**SOURCE EXTRACT**.

Posted on 07/01/2016 1:42:13 PM PDT by blam
Rachael Levy
July 1, 2016
"We are facing the largest macro imbalance in global history."
That's according to Kyle Bass, founder of hedge fund Hayman Capital Management.
Investors better prepare for a Chinese crisis that will mimic what happened in the US mortgage crisis, Bass said in a Friday interview with Real Vision Television.
"When I look at what's happening now in China, the amplitude of what's happening is two, three, or four times what happened in the US," he said.
Here are Bass' main points:
The Chinese are going to have to accept a devaluation of the yuan.
When the Chinese crisis hits, the Chinese are going to have to react similarly to the way central bankers did after the mortgage crisis.
"They're going to expand the PBOC's [People's Bank of China] balance sheet. They're going to slash the reserve requirement. They're going to drop the deposit rate to zero. They're going to do everything the US did in our crisis," he said.
And it won't look good. "Every single thing the Chinese central bank has to do is currency negative for them."
The takeaway? You better get ready. "In the next two years, this is happening. If you want to pretend that it's not going to happen, you're going to do poorly somewhere in your portfolio."
(snip)
(Excerpt) Read more at businessinsider.com ...
I think the fundamental problem is that everyone is producing too much stuff. And most of it is good quality. So we are all trying to sell to each other with diminishing returns. At the same time, companies are getting more efficient through robotics, software and automation. The idea is that the companies will need fewer workers and will therefore be more profitable. However, this approach also results in fewer consumers....or at least fewer paying consumers.
So ever more people become clients of the State.
Gooooooooooooooooooooooooooold.

**WHAT TO DO**.
A. Name the specific steps that the Kyle Bass excerpt says China's central bank will take when the crisis hits.
B. According to the Kyle Bass excerpt, what hedge fund did Bass found?
C. In the Kyle Bass excerpt, rewrite the stretch from "The takeaway? You" through "at businessinsider.com ...", swapping "portfolio" for "holdings".
The records were taken from a separate source.

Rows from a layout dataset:
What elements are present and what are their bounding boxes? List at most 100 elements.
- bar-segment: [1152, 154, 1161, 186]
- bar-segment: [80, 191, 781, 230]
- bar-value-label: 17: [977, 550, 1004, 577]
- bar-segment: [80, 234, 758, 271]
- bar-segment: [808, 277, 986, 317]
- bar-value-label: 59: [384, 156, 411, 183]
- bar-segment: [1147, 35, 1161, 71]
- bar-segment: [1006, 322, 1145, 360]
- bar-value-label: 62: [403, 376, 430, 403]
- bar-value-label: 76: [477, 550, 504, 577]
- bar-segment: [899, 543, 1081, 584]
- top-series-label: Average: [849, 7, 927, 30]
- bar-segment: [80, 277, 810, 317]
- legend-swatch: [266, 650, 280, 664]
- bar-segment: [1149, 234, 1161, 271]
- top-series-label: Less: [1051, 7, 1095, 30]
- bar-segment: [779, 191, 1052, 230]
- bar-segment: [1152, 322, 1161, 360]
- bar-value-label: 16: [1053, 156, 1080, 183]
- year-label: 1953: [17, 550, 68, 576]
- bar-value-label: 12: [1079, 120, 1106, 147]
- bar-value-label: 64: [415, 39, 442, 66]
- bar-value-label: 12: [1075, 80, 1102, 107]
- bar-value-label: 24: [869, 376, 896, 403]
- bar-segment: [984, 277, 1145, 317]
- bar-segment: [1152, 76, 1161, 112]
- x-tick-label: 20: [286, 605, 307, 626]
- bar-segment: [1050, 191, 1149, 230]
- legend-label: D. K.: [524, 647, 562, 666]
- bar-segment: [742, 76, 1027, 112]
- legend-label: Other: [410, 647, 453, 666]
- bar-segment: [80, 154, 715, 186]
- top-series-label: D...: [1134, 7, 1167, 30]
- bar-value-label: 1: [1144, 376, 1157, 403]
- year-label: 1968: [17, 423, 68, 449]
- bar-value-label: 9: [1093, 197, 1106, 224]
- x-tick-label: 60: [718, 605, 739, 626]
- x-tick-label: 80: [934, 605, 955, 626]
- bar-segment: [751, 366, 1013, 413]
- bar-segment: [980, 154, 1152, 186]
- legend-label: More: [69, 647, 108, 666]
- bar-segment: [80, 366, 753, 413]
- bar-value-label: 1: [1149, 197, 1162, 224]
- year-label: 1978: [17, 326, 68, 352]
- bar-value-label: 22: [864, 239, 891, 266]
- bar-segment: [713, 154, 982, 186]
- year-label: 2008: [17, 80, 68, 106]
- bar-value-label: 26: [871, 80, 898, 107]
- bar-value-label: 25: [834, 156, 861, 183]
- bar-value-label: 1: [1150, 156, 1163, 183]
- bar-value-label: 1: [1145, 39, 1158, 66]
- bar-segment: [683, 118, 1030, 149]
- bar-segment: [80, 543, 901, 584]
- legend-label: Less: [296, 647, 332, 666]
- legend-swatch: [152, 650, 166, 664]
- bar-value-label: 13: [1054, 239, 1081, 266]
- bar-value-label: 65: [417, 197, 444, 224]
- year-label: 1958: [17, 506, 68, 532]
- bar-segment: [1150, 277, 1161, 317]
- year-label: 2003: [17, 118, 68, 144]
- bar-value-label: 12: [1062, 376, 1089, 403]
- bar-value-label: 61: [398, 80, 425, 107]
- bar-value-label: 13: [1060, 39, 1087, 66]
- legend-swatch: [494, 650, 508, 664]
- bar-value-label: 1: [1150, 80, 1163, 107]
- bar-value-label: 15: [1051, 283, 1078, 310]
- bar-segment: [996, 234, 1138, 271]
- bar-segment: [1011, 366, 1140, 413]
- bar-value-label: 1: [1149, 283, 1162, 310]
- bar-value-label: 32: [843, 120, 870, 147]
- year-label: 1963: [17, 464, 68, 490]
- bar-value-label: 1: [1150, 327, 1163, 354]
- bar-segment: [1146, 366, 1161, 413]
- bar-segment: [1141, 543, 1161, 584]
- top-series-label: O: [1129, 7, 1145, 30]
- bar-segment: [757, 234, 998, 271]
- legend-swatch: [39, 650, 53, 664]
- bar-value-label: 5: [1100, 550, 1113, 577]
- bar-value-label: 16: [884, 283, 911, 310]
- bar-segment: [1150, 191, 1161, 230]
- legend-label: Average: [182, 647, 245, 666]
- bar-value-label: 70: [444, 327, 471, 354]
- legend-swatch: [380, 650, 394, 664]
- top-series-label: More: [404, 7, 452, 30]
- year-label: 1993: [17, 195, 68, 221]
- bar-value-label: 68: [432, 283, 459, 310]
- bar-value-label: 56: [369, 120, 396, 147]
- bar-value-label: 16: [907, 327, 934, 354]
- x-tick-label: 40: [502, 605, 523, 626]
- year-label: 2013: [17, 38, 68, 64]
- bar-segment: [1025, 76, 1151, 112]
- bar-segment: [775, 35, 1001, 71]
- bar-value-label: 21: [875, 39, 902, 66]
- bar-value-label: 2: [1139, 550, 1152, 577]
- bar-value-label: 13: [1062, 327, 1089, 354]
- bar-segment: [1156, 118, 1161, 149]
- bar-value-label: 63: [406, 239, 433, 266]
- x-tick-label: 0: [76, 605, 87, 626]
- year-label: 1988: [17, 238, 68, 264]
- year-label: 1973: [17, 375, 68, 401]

**LIST OF SOLUTIONS**.
A. Expand the PBOC's balance sheet; slash the reserve requirement; drop the deposit rate to zero.

B. Hayman Capital Management.

C.
The takeaway? You better get ready. "In the next two years, this is happening. If you want to pretend that it's not going to happen, you're going to do poorly somewhere in your holdings."
(snip)
(Excerpt) Read more at businessinsider.com ...